Goal:
Print each of the entries exactly, leaving nothing out.

Record set:
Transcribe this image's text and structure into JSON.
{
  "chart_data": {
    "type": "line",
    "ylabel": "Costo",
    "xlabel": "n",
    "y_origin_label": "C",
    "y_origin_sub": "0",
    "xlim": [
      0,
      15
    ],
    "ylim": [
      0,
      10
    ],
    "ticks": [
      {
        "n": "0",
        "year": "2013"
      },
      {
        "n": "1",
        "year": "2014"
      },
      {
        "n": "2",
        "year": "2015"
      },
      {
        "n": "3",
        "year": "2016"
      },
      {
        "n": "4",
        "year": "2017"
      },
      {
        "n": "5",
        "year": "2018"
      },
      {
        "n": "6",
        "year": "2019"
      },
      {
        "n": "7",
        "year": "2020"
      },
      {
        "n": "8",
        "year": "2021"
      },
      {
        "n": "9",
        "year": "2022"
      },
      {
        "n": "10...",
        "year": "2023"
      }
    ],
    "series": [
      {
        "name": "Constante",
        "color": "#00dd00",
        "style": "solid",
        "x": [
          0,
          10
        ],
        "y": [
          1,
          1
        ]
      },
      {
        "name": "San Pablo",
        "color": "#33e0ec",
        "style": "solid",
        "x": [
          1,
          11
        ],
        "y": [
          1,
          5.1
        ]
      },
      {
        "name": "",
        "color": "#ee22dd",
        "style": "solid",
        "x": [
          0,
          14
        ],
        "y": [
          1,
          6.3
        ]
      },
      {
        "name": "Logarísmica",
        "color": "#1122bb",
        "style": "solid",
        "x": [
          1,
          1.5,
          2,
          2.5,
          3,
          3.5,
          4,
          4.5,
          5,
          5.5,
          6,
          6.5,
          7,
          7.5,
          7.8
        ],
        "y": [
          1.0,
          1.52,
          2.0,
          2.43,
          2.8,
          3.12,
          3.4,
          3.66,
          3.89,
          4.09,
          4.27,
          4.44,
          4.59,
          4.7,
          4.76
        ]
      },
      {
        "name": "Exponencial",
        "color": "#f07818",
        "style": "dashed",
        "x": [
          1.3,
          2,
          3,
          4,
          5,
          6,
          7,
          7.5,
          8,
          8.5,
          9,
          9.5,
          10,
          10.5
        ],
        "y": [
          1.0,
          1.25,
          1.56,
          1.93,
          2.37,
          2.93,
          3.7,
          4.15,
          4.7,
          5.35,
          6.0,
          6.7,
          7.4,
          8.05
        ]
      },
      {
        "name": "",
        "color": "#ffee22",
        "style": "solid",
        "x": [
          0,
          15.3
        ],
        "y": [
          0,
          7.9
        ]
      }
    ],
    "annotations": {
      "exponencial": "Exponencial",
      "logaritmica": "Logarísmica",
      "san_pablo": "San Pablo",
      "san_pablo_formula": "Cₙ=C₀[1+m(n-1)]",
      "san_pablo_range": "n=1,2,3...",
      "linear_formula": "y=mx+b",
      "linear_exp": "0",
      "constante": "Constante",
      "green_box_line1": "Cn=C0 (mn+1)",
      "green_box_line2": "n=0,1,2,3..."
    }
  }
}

Response:
Transcribe this image's text and structure into JSON.
{
  "chart_data": {
    "type": "line",
    "ylabel": "Costo",
    "xlabel": "n",
    "y_origin_label": "C",
    "y_origin_sub": "0",
    "xlim": [
      0,
      15
    ],
    "ylim": [
      0,
      10
    ],
    "ticks": [
      {
        "n": "0",
        "year": "2013"
      },
      {
        "n": "1",
        "year": "2014"
      },
      {
        "n": "2",
        "year": "2015"
      },
      {
        "n": "3",
        "year": "2016"
      },
      {
        "n": "4",
        "year": "2017"
      },
      {
        "n": "5",
        "year": "2018"
      },
      {
        "n": "6",
        "year": "2019"
      },
      {
        "n": "7",
        "year": "2020"
      },
      {
        "n": "8",
        "year": "2021"
      },
      {
        "n": "9",
        "year": "2022"
      },
      {
        "n": "10...",
        "year": "2023"
      }
    ],
    "series": [
      {
        "name": "Constante",
        "color": "#00dd00",
        "style": "solid",
        "x": [
          0,
          10
        ],
        "y": [
          1,
          1
        ]
      },
      {
        "name": "San Pablo",
        "color": "#33e0ec",
        "style": "solid",
        "x": [
          1,
          11
        ],
        "y": [
          1,
          5.1
        ]
      },
      {
        "name": "",
        "color": "#ee22dd",
        "style": "solid",
        "x": [
          0,
          14
        ],
        "y": [
          1,
          6.3
        ]
      },
      {
        "name": "Logarísmica",
        "color": "#1122bb",
        "style": "solid",
        "x": [
          1,
          1.5,
          2,
          2.5,
          3,
          3.5,
          4,
          4.5,
          5,
          5.5,
          6,
          6.5,
          7,
          7.5,
          7.8
        ],
        "y": [
          1.0,
          1.52,
          2.0,
          2.43,
          2.8,
          3.12,
          3.4,
          3.66,
          3.89,
          4.09,
          4.27,
          4.44,
          4.59,
          4.7,
          4.76
        ]
      },
      {
        "name": "Exponencial",
        "color": "#f07818",
        "style": "dashed",
        "x": [
          1.3,
          2,
          3,
          4,
          5,
          6,
          7,
          7.5,
          8,
          8.5,
          9,
          9.5,
          10,
          10.5
        ],
        "y": [
          1.0,
          1.25,
          1.56,
          1.93,
          2.37,
          2.93,
          3.7,
          4.15,
          4.7,
          5.35,
          6.0,
          6.7,
          7.4,
          8.05
        ]
      },
      {
        "name": "",
        "color": "#ffee22",
        "style": "solid",
        "x": [
          0,
          15.3
        ],
        "y": [
          0,
          7.9
        ]
      }
    ],
    "annotations": {
      "exponencial": "Exponencial",
      "logaritmica": "Logarísmica",
      "san_pablo": "San Pablo",
      "san_pablo_formula": "Cₙ=C₀[1+m(n-1)]",
      "san_pablo_range": "n=1,2,3...",
      "linear_formula": "y=mx+b",
      "linear_exp": "0",
      "constante": "Constante",
      "green_box_line1": "Cn=C0 (mn+1)",
      "green_box_line2": "n=0,1,2,3..."
    }
  }
}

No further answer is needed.